> _SHORT EXERCISE_
From the entries below, copy every line that holds the word "dysków".

Stored items from a collection:

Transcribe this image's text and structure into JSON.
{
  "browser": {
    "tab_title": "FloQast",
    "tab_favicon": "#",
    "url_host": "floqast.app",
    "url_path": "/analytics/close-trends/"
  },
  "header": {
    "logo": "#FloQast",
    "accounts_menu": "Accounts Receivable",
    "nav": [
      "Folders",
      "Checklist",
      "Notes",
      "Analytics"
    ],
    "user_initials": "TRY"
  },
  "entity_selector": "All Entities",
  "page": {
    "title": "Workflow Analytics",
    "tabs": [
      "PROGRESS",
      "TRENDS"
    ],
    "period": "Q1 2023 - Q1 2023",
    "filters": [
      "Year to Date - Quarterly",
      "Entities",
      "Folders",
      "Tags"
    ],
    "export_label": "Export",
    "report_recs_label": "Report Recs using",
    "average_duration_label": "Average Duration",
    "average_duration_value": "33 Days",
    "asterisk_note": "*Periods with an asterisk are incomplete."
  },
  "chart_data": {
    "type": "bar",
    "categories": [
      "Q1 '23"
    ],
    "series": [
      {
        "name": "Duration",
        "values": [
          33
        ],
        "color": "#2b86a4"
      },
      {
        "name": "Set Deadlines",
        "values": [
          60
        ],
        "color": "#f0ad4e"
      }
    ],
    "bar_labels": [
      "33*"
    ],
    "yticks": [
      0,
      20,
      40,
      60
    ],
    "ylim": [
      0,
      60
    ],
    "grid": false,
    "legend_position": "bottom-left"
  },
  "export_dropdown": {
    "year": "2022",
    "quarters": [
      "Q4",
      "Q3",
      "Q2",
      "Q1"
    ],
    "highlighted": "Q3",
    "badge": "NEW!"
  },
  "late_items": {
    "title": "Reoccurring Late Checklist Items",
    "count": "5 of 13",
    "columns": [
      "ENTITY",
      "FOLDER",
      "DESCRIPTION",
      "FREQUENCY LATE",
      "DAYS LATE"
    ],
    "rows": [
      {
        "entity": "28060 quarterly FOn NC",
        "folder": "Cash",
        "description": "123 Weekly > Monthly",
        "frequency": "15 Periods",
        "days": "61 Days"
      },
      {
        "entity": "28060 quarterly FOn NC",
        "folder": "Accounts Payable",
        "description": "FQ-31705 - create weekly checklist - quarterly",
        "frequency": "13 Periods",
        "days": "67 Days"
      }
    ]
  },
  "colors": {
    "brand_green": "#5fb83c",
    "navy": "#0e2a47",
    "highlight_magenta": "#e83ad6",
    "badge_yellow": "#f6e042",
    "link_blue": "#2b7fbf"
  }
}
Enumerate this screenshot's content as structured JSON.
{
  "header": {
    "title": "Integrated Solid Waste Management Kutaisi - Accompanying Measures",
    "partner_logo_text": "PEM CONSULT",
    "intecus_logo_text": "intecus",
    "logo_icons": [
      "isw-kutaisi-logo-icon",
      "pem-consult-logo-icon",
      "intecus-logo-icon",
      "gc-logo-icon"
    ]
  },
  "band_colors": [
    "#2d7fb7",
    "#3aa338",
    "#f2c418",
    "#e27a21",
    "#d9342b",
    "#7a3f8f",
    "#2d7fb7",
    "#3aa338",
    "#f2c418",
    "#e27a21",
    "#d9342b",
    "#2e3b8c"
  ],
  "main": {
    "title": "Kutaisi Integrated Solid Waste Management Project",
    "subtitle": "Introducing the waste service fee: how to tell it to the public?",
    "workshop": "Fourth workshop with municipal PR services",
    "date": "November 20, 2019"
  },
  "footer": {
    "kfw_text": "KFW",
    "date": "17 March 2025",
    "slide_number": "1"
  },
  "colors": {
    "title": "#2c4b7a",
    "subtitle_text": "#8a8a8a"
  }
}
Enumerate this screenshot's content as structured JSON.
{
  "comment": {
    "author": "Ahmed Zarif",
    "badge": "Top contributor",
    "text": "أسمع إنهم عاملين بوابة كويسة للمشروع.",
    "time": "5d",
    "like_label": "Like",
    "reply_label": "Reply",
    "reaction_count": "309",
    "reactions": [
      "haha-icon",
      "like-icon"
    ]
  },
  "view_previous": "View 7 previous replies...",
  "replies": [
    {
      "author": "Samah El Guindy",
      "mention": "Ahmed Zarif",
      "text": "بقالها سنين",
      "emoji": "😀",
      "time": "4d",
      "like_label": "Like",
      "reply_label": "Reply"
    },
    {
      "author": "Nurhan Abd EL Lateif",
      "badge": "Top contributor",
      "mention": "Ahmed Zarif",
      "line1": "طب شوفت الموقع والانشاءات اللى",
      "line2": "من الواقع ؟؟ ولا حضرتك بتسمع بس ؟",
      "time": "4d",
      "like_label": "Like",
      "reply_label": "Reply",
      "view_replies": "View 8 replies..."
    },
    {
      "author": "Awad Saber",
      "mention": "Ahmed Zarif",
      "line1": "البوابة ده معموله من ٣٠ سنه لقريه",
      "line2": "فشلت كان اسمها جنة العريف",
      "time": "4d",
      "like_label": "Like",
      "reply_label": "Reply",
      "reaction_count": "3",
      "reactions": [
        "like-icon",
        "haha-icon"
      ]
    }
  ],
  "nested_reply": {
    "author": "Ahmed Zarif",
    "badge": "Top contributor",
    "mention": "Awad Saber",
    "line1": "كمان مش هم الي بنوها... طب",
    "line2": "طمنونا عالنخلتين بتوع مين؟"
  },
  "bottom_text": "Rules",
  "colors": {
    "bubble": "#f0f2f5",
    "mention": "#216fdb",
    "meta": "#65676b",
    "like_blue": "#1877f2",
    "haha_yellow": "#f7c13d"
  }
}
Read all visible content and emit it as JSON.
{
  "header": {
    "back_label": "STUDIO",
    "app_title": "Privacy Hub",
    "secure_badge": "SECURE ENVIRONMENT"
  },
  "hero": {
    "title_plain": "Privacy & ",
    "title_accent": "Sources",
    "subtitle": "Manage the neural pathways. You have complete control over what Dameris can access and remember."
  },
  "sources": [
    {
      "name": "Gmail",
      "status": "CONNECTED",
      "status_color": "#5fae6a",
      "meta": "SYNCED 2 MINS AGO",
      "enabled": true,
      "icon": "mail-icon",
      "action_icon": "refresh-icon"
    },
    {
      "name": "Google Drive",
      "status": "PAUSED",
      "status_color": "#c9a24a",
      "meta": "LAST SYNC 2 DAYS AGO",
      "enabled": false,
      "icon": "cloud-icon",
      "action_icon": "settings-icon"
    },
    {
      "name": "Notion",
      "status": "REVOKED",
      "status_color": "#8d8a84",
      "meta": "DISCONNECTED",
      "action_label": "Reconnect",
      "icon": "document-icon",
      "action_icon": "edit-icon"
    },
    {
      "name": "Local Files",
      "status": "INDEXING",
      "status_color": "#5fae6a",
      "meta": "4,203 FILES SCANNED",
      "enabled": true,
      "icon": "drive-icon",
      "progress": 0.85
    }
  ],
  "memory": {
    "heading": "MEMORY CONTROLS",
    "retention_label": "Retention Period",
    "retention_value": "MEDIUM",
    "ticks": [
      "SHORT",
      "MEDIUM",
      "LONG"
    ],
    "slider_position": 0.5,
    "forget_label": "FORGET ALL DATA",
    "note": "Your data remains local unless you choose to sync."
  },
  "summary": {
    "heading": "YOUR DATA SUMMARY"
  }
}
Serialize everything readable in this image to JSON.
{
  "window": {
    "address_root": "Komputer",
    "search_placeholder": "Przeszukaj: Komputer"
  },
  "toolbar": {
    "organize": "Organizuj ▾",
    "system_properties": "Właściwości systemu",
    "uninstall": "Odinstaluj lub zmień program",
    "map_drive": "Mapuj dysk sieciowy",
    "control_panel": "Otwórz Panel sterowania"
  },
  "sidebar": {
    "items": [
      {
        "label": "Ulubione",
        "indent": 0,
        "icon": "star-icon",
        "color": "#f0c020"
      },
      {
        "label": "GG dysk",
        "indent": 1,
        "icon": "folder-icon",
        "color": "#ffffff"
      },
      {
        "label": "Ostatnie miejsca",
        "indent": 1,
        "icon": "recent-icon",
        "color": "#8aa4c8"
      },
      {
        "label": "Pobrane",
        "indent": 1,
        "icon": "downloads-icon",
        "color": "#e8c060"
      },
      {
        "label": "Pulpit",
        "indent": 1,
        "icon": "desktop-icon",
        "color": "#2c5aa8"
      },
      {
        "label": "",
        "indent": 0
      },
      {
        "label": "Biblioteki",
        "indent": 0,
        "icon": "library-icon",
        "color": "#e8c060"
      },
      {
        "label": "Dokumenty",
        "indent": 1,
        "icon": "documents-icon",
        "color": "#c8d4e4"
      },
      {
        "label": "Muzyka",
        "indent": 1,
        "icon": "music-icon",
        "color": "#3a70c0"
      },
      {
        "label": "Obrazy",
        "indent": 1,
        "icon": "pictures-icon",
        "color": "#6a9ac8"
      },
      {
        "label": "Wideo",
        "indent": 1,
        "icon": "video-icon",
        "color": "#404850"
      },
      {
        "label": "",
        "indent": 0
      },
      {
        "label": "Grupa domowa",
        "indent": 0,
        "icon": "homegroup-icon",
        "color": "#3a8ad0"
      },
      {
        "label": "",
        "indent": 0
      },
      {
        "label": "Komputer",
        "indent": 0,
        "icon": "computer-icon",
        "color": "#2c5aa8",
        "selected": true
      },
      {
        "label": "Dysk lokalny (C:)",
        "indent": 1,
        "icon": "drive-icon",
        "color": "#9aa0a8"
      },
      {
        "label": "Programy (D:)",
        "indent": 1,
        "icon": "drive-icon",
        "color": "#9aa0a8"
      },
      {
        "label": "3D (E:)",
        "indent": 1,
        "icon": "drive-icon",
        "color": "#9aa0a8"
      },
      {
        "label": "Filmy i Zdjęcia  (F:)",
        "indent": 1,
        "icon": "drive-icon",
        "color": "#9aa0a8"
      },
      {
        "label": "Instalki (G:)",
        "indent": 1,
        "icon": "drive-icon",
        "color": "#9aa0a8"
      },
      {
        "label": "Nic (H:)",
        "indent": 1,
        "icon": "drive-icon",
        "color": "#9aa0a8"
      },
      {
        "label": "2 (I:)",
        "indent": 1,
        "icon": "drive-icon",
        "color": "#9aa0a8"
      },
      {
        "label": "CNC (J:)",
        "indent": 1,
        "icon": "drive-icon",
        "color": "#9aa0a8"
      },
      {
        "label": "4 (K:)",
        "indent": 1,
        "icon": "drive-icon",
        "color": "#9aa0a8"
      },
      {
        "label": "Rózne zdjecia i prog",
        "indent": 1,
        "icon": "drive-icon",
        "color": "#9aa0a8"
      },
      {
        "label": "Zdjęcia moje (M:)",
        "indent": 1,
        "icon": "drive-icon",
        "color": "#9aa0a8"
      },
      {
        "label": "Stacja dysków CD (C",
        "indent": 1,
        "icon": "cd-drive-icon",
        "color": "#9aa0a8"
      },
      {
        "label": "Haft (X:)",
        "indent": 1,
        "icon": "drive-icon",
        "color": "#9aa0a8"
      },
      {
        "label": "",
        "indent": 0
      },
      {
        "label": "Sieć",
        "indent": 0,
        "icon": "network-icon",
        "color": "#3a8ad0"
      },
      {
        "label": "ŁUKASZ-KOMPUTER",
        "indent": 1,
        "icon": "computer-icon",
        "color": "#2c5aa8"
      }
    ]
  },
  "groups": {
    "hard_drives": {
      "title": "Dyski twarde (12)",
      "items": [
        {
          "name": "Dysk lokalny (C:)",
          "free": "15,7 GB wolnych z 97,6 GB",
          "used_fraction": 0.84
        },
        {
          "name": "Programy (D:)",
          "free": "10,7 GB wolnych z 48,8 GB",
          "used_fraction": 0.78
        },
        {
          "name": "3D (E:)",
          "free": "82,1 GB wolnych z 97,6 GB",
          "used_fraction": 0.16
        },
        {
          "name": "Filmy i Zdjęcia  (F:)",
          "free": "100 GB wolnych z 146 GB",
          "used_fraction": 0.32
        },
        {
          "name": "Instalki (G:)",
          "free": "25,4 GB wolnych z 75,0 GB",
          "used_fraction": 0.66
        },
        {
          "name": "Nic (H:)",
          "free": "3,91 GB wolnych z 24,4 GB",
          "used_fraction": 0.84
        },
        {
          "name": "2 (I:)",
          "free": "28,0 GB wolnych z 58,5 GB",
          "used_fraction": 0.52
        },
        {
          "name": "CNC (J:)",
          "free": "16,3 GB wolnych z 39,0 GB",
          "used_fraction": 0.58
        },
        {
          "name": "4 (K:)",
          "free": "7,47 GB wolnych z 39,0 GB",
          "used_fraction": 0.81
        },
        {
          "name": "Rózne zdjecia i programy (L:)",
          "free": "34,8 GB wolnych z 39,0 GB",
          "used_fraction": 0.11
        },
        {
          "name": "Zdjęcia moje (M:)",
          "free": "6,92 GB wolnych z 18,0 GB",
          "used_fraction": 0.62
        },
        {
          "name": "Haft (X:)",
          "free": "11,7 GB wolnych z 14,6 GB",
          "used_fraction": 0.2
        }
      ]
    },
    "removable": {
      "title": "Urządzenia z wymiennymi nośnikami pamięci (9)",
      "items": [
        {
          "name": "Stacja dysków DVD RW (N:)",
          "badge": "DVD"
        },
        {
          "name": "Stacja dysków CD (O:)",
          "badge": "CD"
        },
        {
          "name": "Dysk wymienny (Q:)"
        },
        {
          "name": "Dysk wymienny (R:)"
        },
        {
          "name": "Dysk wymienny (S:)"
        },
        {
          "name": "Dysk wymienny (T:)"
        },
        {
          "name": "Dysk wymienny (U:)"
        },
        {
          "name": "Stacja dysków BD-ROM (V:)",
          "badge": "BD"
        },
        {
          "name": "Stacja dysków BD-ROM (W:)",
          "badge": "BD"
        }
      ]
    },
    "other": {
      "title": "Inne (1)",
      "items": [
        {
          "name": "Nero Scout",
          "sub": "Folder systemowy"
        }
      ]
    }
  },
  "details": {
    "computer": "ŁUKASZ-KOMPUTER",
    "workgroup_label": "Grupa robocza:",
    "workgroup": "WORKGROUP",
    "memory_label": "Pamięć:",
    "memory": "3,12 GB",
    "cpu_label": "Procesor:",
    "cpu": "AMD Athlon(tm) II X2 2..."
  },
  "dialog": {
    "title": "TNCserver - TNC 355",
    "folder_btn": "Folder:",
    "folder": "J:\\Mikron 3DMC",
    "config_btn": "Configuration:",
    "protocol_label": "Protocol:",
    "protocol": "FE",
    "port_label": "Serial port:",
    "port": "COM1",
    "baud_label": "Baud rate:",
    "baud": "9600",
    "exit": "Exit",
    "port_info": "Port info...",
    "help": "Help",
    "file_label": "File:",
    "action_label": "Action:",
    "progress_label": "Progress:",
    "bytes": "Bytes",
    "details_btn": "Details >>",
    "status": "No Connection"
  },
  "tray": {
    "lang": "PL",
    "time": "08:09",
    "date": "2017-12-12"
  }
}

> _EXERCISE ANSWER_
        "label": "Stacja dysków CD (C",
          "name": "Stacja dysków DVD RW (N:)",
          "name": "Stacja dysków CD (O:)",
          "name": "Stacja dysków BD-ROM (V:)",
          "name": "Stacja dysków BD-ROM (W:)",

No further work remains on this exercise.